Short task: Take the records underneath and set them down exactly.

═════ Listing

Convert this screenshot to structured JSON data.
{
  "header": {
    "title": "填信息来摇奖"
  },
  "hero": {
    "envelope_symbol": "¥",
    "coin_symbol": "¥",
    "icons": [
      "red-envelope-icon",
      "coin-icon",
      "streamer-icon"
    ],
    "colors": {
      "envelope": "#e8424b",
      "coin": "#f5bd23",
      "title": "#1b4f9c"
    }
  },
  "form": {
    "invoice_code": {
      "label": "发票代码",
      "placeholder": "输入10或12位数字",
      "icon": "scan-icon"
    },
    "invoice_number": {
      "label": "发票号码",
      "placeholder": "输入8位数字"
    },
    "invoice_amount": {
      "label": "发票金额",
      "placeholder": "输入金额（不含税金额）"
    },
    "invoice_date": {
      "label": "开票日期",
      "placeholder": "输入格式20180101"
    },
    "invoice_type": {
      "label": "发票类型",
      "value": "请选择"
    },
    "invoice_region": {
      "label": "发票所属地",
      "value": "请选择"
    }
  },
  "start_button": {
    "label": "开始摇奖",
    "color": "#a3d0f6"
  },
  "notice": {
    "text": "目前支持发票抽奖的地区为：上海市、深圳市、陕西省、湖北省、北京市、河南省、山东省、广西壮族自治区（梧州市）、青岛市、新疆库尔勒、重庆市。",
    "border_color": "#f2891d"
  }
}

══════════

The completed task:
Convert this screenshot to structured JSON data.
{
  "header": {
    "title": "填信息来摇奖"
  },
  "hero": {
    "envelope_symbol": "¥",
    "coin_symbol": "¥",
    "icons": [
      "red-envelope-icon",
      "coin-icon",
      "streamer-icon"
    ],
    "colors": {
      "envelope": "#e8424b",
      "coin": "#f5bd23",
      "title": "#1b4f9c"
    }
  },
  "form": {
    "invoice_code": {
      "label": "发票代码",
      "placeholder": "输入10或12位数字",
      "icon": "scan-icon"
    },
    "invoice_number": {
      "label": "发票号码",
      "placeholder": "输入8位数字"
    },
    "invoice_amount": {
      "label": "发票金额",
      "placeholder": "输入金额（不含税金额）"
    },
    "invoice_date": {
      "label": "开票日期",
      "placeholder": "输入格式20180101"
    },
    "invoice_type": {
      "label": "发票类型",
      "value": "请选择"
    },
    "invoice_region": {
      "label": "发票所属地",
      "value": "请选择"
    }
  },
  "start_button": {
    "label": "开始摇奖",
    "color": "#a3d0f6"
  },
  "notice": {
    "text": "目前支持发票抽奖的地区为：上海市、深圳市、陕西省、湖北省、北京市、河南省、山东省、广西壮族自治区（梧州市）、青岛市、新疆库尔勒、重庆市。",
    "border_color": "#f2891d"
  }
}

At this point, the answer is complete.